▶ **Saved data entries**
####################
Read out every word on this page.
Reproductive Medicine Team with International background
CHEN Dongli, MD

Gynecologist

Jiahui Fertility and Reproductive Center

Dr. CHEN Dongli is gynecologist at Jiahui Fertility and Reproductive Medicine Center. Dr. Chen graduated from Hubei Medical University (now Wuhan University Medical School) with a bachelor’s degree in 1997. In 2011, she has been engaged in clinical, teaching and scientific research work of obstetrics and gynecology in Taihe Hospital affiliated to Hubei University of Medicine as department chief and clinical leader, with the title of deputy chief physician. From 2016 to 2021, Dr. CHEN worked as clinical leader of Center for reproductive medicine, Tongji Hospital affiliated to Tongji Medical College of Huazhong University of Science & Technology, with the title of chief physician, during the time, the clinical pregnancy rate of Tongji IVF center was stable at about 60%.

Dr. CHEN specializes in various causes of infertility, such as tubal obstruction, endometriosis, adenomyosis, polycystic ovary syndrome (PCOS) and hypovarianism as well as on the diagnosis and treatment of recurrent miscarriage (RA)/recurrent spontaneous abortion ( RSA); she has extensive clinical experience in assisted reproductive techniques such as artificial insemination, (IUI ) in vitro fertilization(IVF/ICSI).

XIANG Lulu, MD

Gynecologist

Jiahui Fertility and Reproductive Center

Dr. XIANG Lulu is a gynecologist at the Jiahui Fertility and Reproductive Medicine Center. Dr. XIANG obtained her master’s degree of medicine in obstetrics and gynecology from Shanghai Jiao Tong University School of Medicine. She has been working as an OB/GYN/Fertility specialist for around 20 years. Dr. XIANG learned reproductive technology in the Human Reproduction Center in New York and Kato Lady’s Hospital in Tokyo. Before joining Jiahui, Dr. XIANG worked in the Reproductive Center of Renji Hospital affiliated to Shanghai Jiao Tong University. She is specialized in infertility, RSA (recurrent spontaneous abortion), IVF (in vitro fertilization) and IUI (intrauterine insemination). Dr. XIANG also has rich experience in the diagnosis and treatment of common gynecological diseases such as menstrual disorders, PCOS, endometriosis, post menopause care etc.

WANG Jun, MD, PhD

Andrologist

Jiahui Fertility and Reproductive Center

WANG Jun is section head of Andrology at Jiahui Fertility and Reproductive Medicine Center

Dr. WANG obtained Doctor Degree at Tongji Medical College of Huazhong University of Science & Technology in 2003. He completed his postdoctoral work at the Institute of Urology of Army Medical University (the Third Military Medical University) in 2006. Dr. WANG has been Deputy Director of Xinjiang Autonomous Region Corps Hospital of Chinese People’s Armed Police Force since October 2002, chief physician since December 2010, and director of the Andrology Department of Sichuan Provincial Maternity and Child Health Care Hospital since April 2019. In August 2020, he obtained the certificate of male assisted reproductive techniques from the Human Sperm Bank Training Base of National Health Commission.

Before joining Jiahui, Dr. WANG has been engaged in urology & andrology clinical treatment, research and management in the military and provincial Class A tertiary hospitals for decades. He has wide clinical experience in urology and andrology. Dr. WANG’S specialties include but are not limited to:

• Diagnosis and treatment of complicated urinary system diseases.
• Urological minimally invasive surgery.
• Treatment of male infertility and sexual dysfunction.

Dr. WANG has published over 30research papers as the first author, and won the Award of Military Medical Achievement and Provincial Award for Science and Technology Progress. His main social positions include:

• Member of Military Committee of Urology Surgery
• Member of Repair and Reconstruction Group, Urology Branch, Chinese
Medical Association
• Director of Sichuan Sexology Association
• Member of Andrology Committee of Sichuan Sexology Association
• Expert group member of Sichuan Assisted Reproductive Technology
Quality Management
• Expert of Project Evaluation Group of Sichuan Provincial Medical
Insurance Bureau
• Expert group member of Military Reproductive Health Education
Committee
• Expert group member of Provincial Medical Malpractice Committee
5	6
####################
▶ **EXERCISE**
Your task is to collect every line above that contains the word "Committee".

▶ **COMPLETE OUTPUT**
• Member of Military Committee of Urology Surgery
• Member of Andrology Committee of Sichuan Sexology Association
Committee
• Expert group member of Provincial Medical Malpractice Committee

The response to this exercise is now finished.